[YOUR TASK]
Retype the whole listing below, character for character.

[ROWS]
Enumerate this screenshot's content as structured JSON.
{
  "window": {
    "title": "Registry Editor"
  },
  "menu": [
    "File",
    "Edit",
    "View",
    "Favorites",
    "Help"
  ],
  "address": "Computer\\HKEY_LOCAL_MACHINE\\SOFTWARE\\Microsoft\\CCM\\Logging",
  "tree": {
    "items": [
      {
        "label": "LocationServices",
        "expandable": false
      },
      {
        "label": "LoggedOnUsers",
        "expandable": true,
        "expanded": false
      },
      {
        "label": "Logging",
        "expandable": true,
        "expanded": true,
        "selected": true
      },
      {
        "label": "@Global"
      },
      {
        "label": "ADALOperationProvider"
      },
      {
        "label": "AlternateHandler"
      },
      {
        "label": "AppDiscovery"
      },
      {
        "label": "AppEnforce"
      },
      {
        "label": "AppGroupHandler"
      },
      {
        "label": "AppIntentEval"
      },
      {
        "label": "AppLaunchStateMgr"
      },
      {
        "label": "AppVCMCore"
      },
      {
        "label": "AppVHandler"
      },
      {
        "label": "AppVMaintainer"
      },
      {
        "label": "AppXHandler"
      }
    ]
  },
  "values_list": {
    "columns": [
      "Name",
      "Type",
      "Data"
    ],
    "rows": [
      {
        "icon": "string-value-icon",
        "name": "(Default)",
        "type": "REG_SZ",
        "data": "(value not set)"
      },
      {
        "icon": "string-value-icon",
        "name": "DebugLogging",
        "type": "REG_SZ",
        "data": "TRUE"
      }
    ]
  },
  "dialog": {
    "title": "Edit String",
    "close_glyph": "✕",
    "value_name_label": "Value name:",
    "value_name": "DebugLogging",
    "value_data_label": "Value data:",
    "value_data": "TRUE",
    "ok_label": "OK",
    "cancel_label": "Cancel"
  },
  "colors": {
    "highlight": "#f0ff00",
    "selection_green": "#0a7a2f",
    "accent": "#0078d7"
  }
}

[TASK SOLUTION]
Enumerate this screenshot's content as structured JSON.
{
  "window": {
    "title": "Registry Editor"
  },
  "menu": [
    "File",
    "Edit",
    "View",
    "Favorites",
    "Help"
  ],
  "address": "Computer\\HKEY_LOCAL_MACHINE\\SOFTWARE\\Microsoft\\CCM\\Logging",
  "tree": {
    "items": [
      {
        "label": "LocationServices",
        "expandable": false
      },
      {
        "label": "LoggedOnUsers",
        "expandable": true,
        "expanded": false
      },
      {
        "label": "Logging",
        "expandable": true,
        "expanded": true,
        "selected": true
      },
      {
        "label": "@Global"
      },
      {
        "label": "ADALOperationProvider"
      },
      {
        "label": "AlternateHandler"
      },
      {
        "label": "AppDiscovery"
      },
      {
        "label": "AppEnforce"
      },
      {
        "label": "AppGroupHandler"
      },
      {
        "label": "AppIntentEval"
      },
      {
        "label": "AppLaunchStateMgr"
      },
      {
        "label": "AppVCMCore"
      },
      {
        "label": "AppVHandler"
      },
      {
        "label": "AppVMaintainer"
      },
      {
        "label": "AppXHandler"
      }
    ]
  },
  "values_list": {
    "columns": [
      "Name",
      "Type",
      "Data"
    ],
    "rows": [
      {
        "icon": "string-value-icon",
        "name": "(Default)",
        "type": "REG_SZ",
        "data": "(value not set)"
      },
      {
        "icon": "string-value-icon",
        "name": "DebugLogging",
        "type": "REG_SZ",
        "data": "TRUE"
      }
    ]
  },
  "dialog": {
    "title": "Edit String",
    "close_glyph": "✕",
    "value_name_label": "Value name:",
    "value_name": "DebugLogging",
    "value_data_label": "Value data:",
    "value_data": "TRUE",
    "ok_label": "OK",
    "cancel_label": "Cancel"
  },
  "colors": {
    "highlight": "#f0ff00",
    "selection_green": "#0a7a2f",
    "accent": "#0078d7"
  }
}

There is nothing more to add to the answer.